[Dataset entries on figures]

<<<<

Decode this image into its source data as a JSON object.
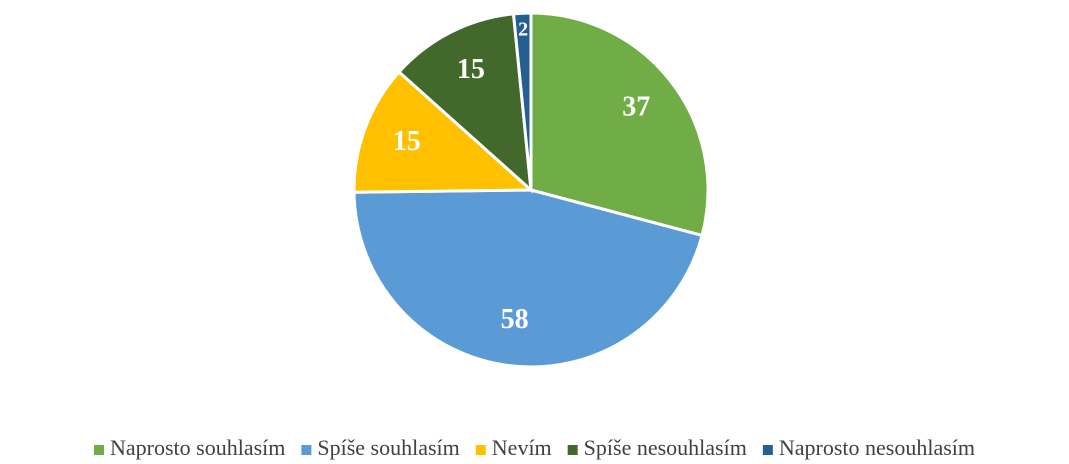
{
  "chart_data": {
    "type": "pie",
    "categories": [
      "Naprosto souhlasím",
      "Spíše souhlasím",
      "Nevím",
      "Spíše nesouhlasím",
      "Naprosto nesouhlasím"
    ],
    "values": [
      37,
      58,
      15,
      15,
      2
    ],
    "colors": [
      "#70ad47",
      "#5b9bd5",
      "#ffc000",
      "#43682b",
      "#255e91"
    ],
    "legend": "bottom"
  }
}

>>>>

- [TASK GOAL] Skipping the pictures, transcribe each line above exactly as it appears.

- [PROBLEM SOLUTION]
Decode this image into its source data as a JSON object.
{
  "chart_data": {
    "type": "pie",
    "categories": [
      "Naprosto souhlasím",
      "Spíše souhlasím",
      "Nevím",
      "Spíše nesouhlasím",
      "Naprosto nesouhlasím"
    ],
    "values": [
      37,
      58,
      15,
      15,
      2
    ],
    "colors": [
      "#70ad47",
      "#5b9bd5",
      "#ffc000",
      "#43682b",
      "#255e91"
    ],
    "legend": "bottom"
  }
}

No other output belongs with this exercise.